** EXERCISE DIRECTIONS **
Please read the records below and return each line holding the string "fibers".

◇ ◇ ◇ ◇

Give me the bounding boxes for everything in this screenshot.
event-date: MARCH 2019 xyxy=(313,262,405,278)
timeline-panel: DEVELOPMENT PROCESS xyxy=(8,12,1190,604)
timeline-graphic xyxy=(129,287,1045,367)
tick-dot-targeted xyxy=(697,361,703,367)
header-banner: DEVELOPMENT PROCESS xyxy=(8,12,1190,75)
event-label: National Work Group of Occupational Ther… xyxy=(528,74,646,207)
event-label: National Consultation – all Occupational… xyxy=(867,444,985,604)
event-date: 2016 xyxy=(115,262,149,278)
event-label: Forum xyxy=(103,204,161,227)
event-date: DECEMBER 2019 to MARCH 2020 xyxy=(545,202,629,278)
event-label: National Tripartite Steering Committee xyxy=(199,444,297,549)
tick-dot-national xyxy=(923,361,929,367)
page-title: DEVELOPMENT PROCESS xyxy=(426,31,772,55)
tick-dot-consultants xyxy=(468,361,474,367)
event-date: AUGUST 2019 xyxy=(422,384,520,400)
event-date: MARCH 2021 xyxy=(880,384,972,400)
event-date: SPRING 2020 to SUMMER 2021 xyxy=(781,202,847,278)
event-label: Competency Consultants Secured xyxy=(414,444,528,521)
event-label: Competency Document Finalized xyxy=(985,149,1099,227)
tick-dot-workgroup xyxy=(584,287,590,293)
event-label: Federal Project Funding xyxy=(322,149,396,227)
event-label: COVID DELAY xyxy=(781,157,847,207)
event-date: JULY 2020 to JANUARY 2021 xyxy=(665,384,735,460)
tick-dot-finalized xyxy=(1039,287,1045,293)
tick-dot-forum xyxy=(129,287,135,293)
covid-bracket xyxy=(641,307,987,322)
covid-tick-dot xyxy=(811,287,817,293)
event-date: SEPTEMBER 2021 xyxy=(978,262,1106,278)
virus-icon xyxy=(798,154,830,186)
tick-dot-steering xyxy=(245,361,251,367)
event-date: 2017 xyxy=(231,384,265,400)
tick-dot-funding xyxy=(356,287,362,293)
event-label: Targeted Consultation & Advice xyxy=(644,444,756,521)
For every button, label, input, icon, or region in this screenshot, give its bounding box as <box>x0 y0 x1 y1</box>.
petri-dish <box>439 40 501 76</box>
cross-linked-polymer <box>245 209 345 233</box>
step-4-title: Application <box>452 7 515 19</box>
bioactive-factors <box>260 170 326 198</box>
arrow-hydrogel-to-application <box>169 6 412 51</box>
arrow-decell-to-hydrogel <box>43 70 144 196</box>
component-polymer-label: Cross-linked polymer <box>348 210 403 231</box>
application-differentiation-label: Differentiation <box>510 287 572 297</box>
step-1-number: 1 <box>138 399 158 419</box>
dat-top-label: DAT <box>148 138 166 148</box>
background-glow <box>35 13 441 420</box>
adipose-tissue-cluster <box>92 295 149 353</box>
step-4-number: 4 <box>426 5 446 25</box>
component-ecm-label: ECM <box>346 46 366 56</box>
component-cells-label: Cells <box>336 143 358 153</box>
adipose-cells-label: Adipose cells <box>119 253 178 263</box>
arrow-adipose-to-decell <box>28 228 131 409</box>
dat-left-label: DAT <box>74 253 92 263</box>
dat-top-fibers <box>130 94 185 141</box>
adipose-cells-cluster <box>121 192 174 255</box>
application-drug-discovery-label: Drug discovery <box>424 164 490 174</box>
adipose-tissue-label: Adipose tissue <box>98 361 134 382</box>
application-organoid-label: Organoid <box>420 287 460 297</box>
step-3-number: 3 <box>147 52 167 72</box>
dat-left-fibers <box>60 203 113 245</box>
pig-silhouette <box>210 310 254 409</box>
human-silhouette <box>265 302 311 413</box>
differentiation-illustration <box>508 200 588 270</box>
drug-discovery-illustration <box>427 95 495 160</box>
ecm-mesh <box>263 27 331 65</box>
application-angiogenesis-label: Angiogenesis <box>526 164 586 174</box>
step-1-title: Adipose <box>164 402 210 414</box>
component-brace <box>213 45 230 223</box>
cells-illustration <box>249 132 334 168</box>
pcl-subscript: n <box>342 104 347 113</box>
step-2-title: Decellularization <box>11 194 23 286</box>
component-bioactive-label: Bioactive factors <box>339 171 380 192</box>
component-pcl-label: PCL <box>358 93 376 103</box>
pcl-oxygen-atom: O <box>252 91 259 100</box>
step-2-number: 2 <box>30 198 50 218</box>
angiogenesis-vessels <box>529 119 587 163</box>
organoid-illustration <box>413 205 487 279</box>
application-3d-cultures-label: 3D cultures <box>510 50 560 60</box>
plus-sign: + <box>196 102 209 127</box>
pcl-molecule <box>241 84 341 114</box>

◇ ◇ ◇ ◇

** RESULT **
dat-top-fibers <box>130 94 185 141</box>
dat-left-fibers <box>60 203 113 245</box>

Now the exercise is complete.